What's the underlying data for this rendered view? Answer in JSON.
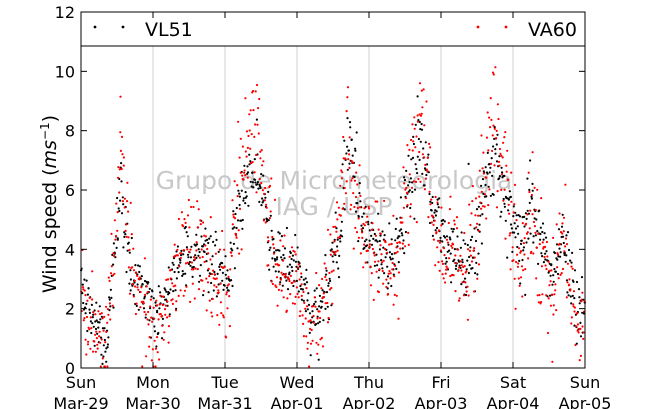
{
  "chart_data": {
    "type": "scatter",
    "title": "",
    "xlabel": "",
    "ylabel": "Wind speed (",
    "ylabel_math": "ms",
    "ylabel_sup": "−1",
    "ylabel_close": ")",
    "ylim": [
      0,
      12
    ],
    "yticks": [
      0,
      2,
      4,
      6,
      8,
      10,
      12
    ],
    "xlim": [
      0,
      7
    ],
    "x_unit": "days",
    "xticks": [
      {
        "day": "Sun",
        "date": "Mar-29",
        "x": 0
      },
      {
        "day": "Mon",
        "date": "Mar-30",
        "x": 1
      },
      {
        "day": "Tue",
        "date": "Mar-31",
        "x": 2
      },
      {
        "day": "Wed",
        "date": "Apr-01",
        "x": 3
      },
      {
        "day": "Thu",
        "date": "Apr-02",
        "x": 4
      },
      {
        "day": "Fri",
        "date": "Apr-03",
        "x": 5
      },
      {
        "day": "Sat",
        "date": "Apr-04",
        "x": 6
      },
      {
        "day": "Sun",
        "date": "Apr-05",
        "x": 7
      }
    ],
    "grid": "vertical",
    "legend_position": "top",
    "watermark": [
      "Grupo de Micrometeorologia",
      "IAG / USP"
    ],
    "series": [
      {
        "name": "VL51",
        "color": "#000000",
        "trend": [
          [
            0.0,
            3.0
          ],
          [
            0.1,
            2.0
          ],
          [
            0.2,
            1.6
          ],
          [
            0.3,
            1.0
          ],
          [
            0.35,
            0.8
          ],
          [
            0.45,
            3.0
          ],
          [
            0.55,
            6.5
          ],
          [
            0.65,
            4.0
          ],
          [
            0.75,
            2.8
          ],
          [
            0.9,
            2.5
          ],
          [
            1.05,
            1.8
          ],
          [
            1.2,
            2.5
          ],
          [
            1.35,
            3.5
          ],
          [
            1.5,
            4.0
          ],
          [
            1.7,
            3.8
          ],
          [
            1.9,
            3.5
          ],
          [
            2.05,
            3.0
          ],
          [
            2.15,
            5.0
          ],
          [
            2.3,
            6.2
          ],
          [
            2.45,
            7.0
          ],
          [
            2.55,
            5.5
          ],
          [
            2.65,
            3.8
          ],
          [
            2.8,
            3.4
          ],
          [
            3.0,
            3.5
          ],
          [
            3.1,
            2.5
          ],
          [
            3.2,
            1.8
          ],
          [
            3.35,
            2.2
          ],
          [
            3.45,
            3.0
          ],
          [
            3.6,
            4.5
          ],
          [
            3.7,
            7.5
          ],
          [
            3.8,
            6.5
          ],
          [
            3.9,
            4.8
          ],
          [
            4.1,
            4.2
          ],
          [
            4.25,
            3.6
          ],
          [
            4.4,
            3.9
          ],
          [
            4.55,
            6.0
          ],
          [
            4.7,
            7.6
          ],
          [
            4.8,
            7.0
          ],
          [
            4.9,
            5.0
          ],
          [
            5.05,
            4.2
          ],
          [
            5.2,
            3.8
          ],
          [
            5.35,
            3.5
          ],
          [
            5.5,
            4.5
          ],
          [
            5.65,
            6.5
          ],
          [
            5.75,
            7.2
          ],
          [
            5.85,
            6.0
          ],
          [
            6.0,
            5.0
          ],
          [
            6.1,
            4.0
          ],
          [
            6.25,
            5.5
          ],
          [
            6.4,
            4.0
          ],
          [
            6.55,
            3.0
          ],
          [
            6.7,
            4.5
          ],
          [
            6.8,
            3.0
          ],
          [
            6.9,
            2.0
          ],
          [
            7.0,
            1.8
          ]
        ]
      },
      {
        "name": "VA60",
        "color": "#ff0000",
        "trend": [
          [
            0.0,
            2.5
          ],
          [
            0.1,
            1.9
          ],
          [
            0.2,
            1.4
          ],
          [
            0.3,
            0.8
          ],
          [
            0.35,
            0.5
          ],
          [
            0.45,
            3.5
          ],
          [
            0.55,
            7.0
          ],
          [
            0.65,
            4.5
          ],
          [
            0.75,
            3.0
          ],
          [
            0.9,
            2.0
          ],
          [
            1.05,
            1.2
          ],
          [
            1.2,
            2.0
          ],
          [
            1.35,
            4.0
          ],
          [
            1.5,
            4.5
          ],
          [
            1.7,
            3.5
          ],
          [
            1.9,
            3.0
          ],
          [
            2.05,
            2.5
          ],
          [
            2.15,
            5.5
          ],
          [
            2.3,
            7.5
          ],
          [
            2.45,
            8.5
          ],
          [
            2.55,
            6.0
          ],
          [
            2.65,
            3.5
          ],
          [
            2.8,
            3.0
          ],
          [
            3.0,
            3.0
          ],
          [
            3.1,
            2.0
          ],
          [
            3.2,
            1.4
          ],
          [
            3.35,
            1.8
          ],
          [
            3.45,
            3.5
          ],
          [
            3.6,
            5.0
          ],
          [
            3.7,
            7.0
          ],
          [
            3.8,
            6.0
          ],
          [
            3.9,
            4.5
          ],
          [
            4.1,
            4.0
          ],
          [
            4.25,
            3.2
          ],
          [
            4.4,
            3.5
          ],
          [
            4.55,
            6.5
          ],
          [
            4.7,
            8.2
          ],
          [
            4.8,
            7.0
          ],
          [
            4.9,
            4.5
          ],
          [
            5.05,
            3.8
          ],
          [
            5.2,
            3.4
          ],
          [
            5.35,
            3.0
          ],
          [
            5.5,
            5.0
          ],
          [
            5.65,
            7.0
          ],
          [
            5.75,
            8.0
          ],
          [
            5.85,
            6.5
          ],
          [
            6.0,
            5.0
          ],
          [
            6.1,
            3.5
          ],
          [
            6.25,
            5.0
          ],
          [
            6.4,
            3.5
          ],
          [
            6.55,
            2.5
          ],
          [
            6.7,
            4.0
          ],
          [
            6.8,
            2.5
          ],
          [
            6.9,
            1.8
          ],
          [
            7.0,
            1.5
          ]
        ]
      }
    ]
  }
}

[TO DO]
Transcribe every line in the entries above, taking out only the images.

[RESPONSE TO THE TASK]
What's the underlying data for this rendered view? Answer in JSON.
{
  "chart_data": {
    "type": "scatter",
    "title": "",
    "xlabel": "",
    "ylabel": "Wind speed (",
    "ylabel_math": "ms",
    "ylabel_sup": "−1",
    "ylabel_close": ")",
    "ylim": [
      0,
      12
    ],
    "yticks": [
      0,
      2,
      4,
      6,
      8,
      10,
      12
    ],
    "xlim": [
      0,
      7
    ],
    "x_unit": "days",
    "xticks": [
      {
        "day": "Sun",
        "date": "Mar-29",
        "x": 0
      },
      {
        "day": "Mon",
        "date": "Mar-30",
        "x": 1
      },
      {
        "day": "Tue",
        "date": "Mar-31",
        "x": 2
      },
      {
        "day": "Wed",
        "date": "Apr-01",
        "x": 3
      },
      {
        "day": "Thu",
        "date": "Apr-02",
        "x": 4
      },
      {
        "day": "Fri",
        "date": "Apr-03",
        "x": 5
      },
      {
        "day": "Sat",
        "date": "Apr-04",
        "x": 6
      },
      {
        "day": "Sun",
        "date": "Apr-05",
        "x": 7
      }
    ],
    "grid": "vertical",
    "legend_position": "top",
    "watermark": [
      "Grupo de Micrometeorologia",
      "IAG / USP"
    ],
    "series": [
      {
        "name": "VL51",
        "color": "#000000",
        "trend": [
          [
            0.0,
            3.0
          ],
          [
            0.1,
            2.0
          ],
          [
            0.2,
            1.6
          ],
          [
            0.3,
            1.0
          ],
          [
            0.35,
            0.8
          ],
          [
            0.45,
            3.0
          ],
          [
            0.55,
            6.5
          ],
          [
            0.65,
            4.0
          ],
          [
            0.75,
            2.8
          ],
          [
            0.9,
            2.5
          ],
          [
            1.05,
            1.8
          ],
          [
            1.2,
            2.5
          ],
          [
            1.35,
            3.5
          ],
          [
            1.5,
            4.0
          ],
          [
            1.7,
            3.8
          ],
          [
            1.9,
            3.5
          ],
          [
            2.05,
            3.0
          ],
          [
            2.15,
            5.0
          ],
          [
            2.3,
            6.2
          ],
          [
            2.45,
            7.0
          ],
          [
            2.55,
            5.5
          ],
          [
            2.65,
            3.8
          ],
          [
            2.8,
            3.4
          ],
          [
            3.0,
            3.5
          ],
          [
            3.1,
            2.5
          ],
          [
            3.2,
            1.8
          ],
          [
            3.35,
            2.2
          ],
          [
            3.45,
            3.0
          ],
          [
            3.6,
            4.5
          ],
          [
            3.7,
            7.5
          ],
          [
            3.8,
            6.5
          ],
          [
            3.9,
            4.8
          ],
          [
            4.1,
            4.2
          ],
          [
            4.25,
            3.6
          ],
          [
            4.4,
            3.9
          ],
          [
            4.55,
            6.0
          ],
          [
            4.7,
            7.6
          ],
          [
            4.8,
            7.0
          ],
          [
            4.9,
            5.0
          ],
          [
            5.05,
            4.2
          ],
          [
            5.2,
            3.8
          ],
          [
            5.35,
            3.5
          ],
          [
            5.5,
            4.5
          ],
          [
            5.65,
            6.5
          ],
          [
            5.75,
            7.2
          ],
          [
            5.85,
            6.0
          ],
          [
            6.0,
            5.0
          ],
          [
            6.1,
            4.0
          ],
          [
            6.25,
            5.5
          ],
          [
            6.4,
            4.0
          ],
          [
            6.55,
            3.0
          ],
          [
            6.7,
            4.5
          ],
          [
            6.8,
            3.0
          ],
          [
            6.9,
            2.0
          ],
          [
            7.0,
            1.8
          ]
        ]
      },
      {
        "name": "VA60",
        "color": "#ff0000",
        "trend": [
          [
            0.0,
            2.5
          ],
          [
            0.1,
            1.9
          ],
          [
            0.2,
            1.4
          ],
          [
            0.3,
            0.8
          ],
          [
            0.35,
            0.5
          ],
          [
            0.45,
            3.5
          ],
          [
            0.55,
            7.0
          ],
          [
            0.65,
            4.5
          ],
          [
            0.75,
            3.0
          ],
          [
            0.9,
            2.0
          ],
          [
            1.05,
            1.2
          ],
          [
            1.2,
            2.0
          ],
          [
            1.35,
            4.0
          ],
          [
            1.5,
            4.5
          ],
          [
            1.7,
            3.5
          ],
          [
            1.9,
            3.0
          ],
          [
            2.05,
            2.5
          ],
          [
            2.15,
            5.5
          ],
          [
            2.3,
            7.5
          ],
          [
            2.45,
            8.5
          ],
          [
            2.55,
            6.0
          ],
          [
            2.65,
            3.5
          ],
          [
            2.8,
            3.0
          ],
          [
            3.0,
            3.0
          ],
          [
            3.1,
            2.0
          ],
          [
            3.2,
            1.4
          ],
          [
            3.35,
            1.8
          ],
          [
            3.45,
            3.5
          ],
          [
            3.6,
            5.0
          ],
          [
            3.7,
            7.0
          ],
          [
            3.8,
            6.0
          ],
          [
            3.9,
            4.5
          ],
          [
            4.1,
            4.0
          ],
          [
            4.25,
            3.2
          ],
          [
            4.4,
            3.5
          ],
          [
            4.55,
            6.5
          ],
          [
            4.7,
            8.2
          ],
          [
            4.8,
            7.0
          ],
          [
            4.9,
            4.5
          ],
          [
            5.05,
            3.8
          ],
          [
            5.2,
            3.4
          ],
          [
            5.35,
            3.0
          ],
          [
            5.5,
            5.0
          ],
          [
            5.65,
            7.0
          ],
          [
            5.75,
            8.0
          ],
          [
            5.85,
            6.5
          ],
          [
            6.0,
            5.0
          ],
          [
            6.1,
            3.5
          ],
          [
            6.25,
            5.0
          ],
          [
            6.4,
            3.5
          ],
          [
            6.55,
            2.5
          ],
          [
            6.7,
            4.0
          ],
          [
            6.8,
            2.5
          ],
          [
            6.9,
            1.8
          ],
          [
            7.0,
            1.5
          ]
        ]
      }
    ]
  }
}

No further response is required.